Dataset items:

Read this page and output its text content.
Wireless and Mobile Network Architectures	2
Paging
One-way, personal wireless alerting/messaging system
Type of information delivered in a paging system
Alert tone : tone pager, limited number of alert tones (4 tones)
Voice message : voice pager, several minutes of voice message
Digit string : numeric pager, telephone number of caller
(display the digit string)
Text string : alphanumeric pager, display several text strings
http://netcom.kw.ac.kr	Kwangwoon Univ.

SET PROBLEM: Write the whole listing out again. Keep every line exactly as it is.

COMPLETED EXERCISE:
Read this page and output its text content.
Wireless and Mobile Network Architectures	2
Paging
One-way, personal wireless alerting/messaging system
Type of information delivered in a paging system
Alert tone : tone pager, limited number of alert tones (4 tones)
Voice message : voice pager, several minutes of voice message
Digit string : numeric pager, telephone number of caller
(display the digit string)
Text string : alphanumeric pager, display several text strings
http://netcom.kw.ac.kr	Kwangwoon Univ.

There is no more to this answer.